[Stored data]
□ □ □ □ □ □ □

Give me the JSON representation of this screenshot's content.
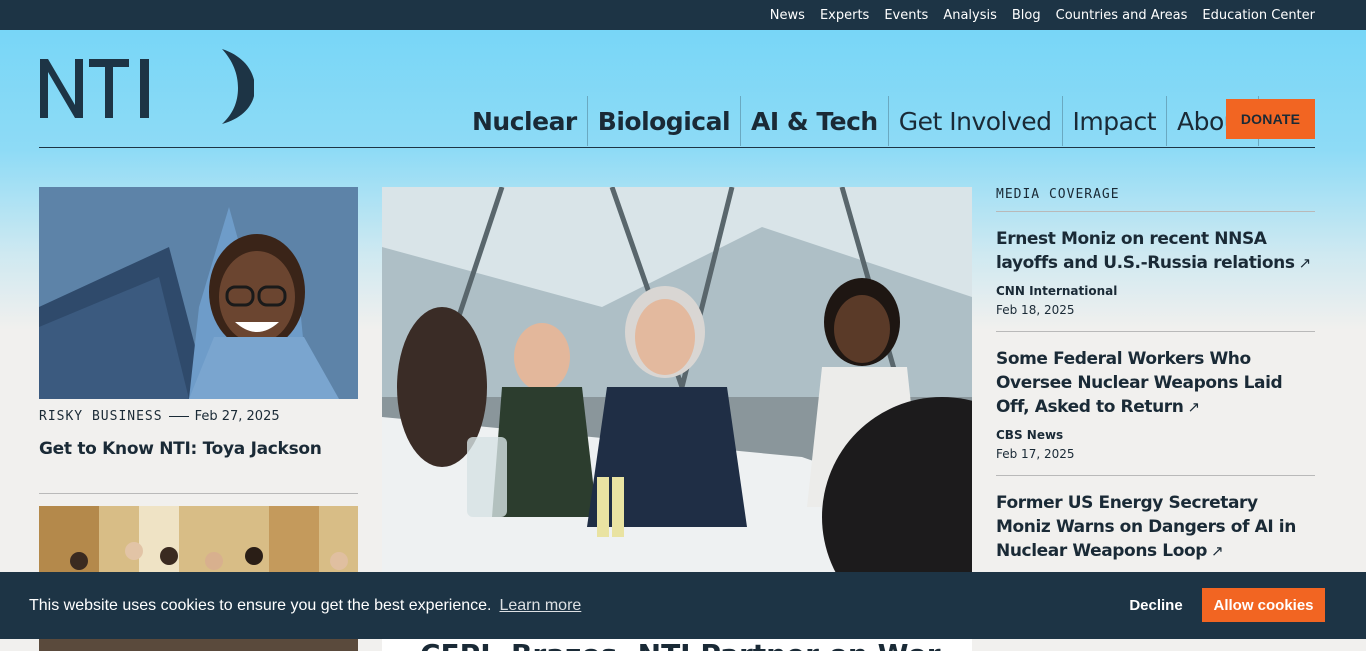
{
  "top_nav": [
    "News",
    "Experts",
    "Events",
    "Analysis",
    "Blog",
    "Countries and Areas",
    "Education Center"
  ],
  "logo": {
    "text": "NTI"
  },
  "main_nav": [
    {
      "label": "Nuclear",
      "bold": true
    },
    {
      "label": "Biological",
      "bold": true
    },
    {
      "label": "AI & Tech",
      "bold": true
    },
    {
      "label": "Get Involved",
      "bold": false
    },
    {
      "label": "Impact",
      "bold": false
    },
    {
      "label": "About",
      "bold": false
    }
  ],
  "donate_label": "DONATE",
  "card1": {
    "category": "RISKY BUSINESS",
    "date": "Feb 27, 2025",
    "title": "Get to Know NTI: Toya Jackson"
  },
  "feature": {
    "title_partial": "CEPI, Brazos, NTI Partner on Wor"
  },
  "media": {
    "heading": "MEDIA COVERAGE",
    "items": [
      {
        "title": "Ernest Moniz on recent NNSA layoffs and U.S.-Russia relations",
        "source": "CNN International",
        "date": "Feb 18, 2025"
      },
      {
        "title": "Some Federal Workers Who Oversee Nuclear Weapons Laid Off, Asked to Return",
        "source": "CBS News",
        "date": "Feb 17, 2025"
      },
      {
        "title": "Former US Energy Secretary Moniz Warns on Dangers of AI in Nuclear Weapons Loop",
        "source": "",
        "date": ""
      }
    ]
  },
  "cookie": {
    "message": "This website uses cookies to ensure you get the best experience.",
    "learn_more": "Learn more",
    "decline": "Decline",
    "allow": "Allow cookies"
  },
  "colors": {
    "topbar": "#1d3445",
    "sky": "#78d6f7",
    "accent": "#f26522",
    "ink": "#1a2a36"
  }
}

□ □ □ □ □ □ □

### DO THIS
Reproduce the listing above exactly, excluding all pictures.

### SOLUTION TO THIS EXERCISE
Give me the JSON representation of this screenshot's content.
{
  "top_nav": [
    "News",
    "Experts",
    "Events",
    "Analysis",
    "Blog",
    "Countries and Areas",
    "Education Center"
  ],
  "logo": {
    "text": "NTI"
  },
  "main_nav": [
    {
      "label": "Nuclear",
      "bold": true
    },
    {
      "label": "Biological",
      "bold": true
    },
    {
      "label": "AI & Tech",
      "bold": true
    },
    {
      "label": "Get Involved",
      "bold": false
    },
    {
      "label": "Impact",
      "bold": false
    },
    {
      "label": "About",
      "bold": false
    }
  ],
  "donate_label": "DONATE",
  "card1": {
    "category": "RISKY BUSINESS",
    "date": "Feb 27, 2025",
    "title": "Get to Know NTI: Toya Jackson"
  },
  "feature": {
    "title_partial": "CEPI, Brazos, NTI Partner on Wor"
  },
  "media": {
    "heading": "MEDIA COVERAGE",
    "items": [
      {
        "title": "Ernest Moniz on recent NNSA layoffs and U.S.-Russia relations",
        "source": "CNN International",
        "date": "Feb 18, 2025"
      },
      {
        "title": "Some Federal Workers Who Oversee Nuclear Weapons Laid Off, Asked to Return",
        "source": "CBS News",
        "date": "Feb 17, 2025"
      },
      {
        "title": "Former US Energy Secretary Moniz Warns on Dangers of AI in Nuclear Weapons Loop",
        "source": "",
        "date": ""
      }
    ]
  },
  "cookie": {
    "message": "This website uses cookies to ensure you get the best experience.",
    "learn_more": "Learn more",
    "decline": "Decline",
    "allow": "Allow cookies"
  },
  "colors": {
    "topbar": "#1d3445",
    "sky": "#78d6f7",
    "accent": "#f26522",
    "ink": "#1a2a36"
  }
}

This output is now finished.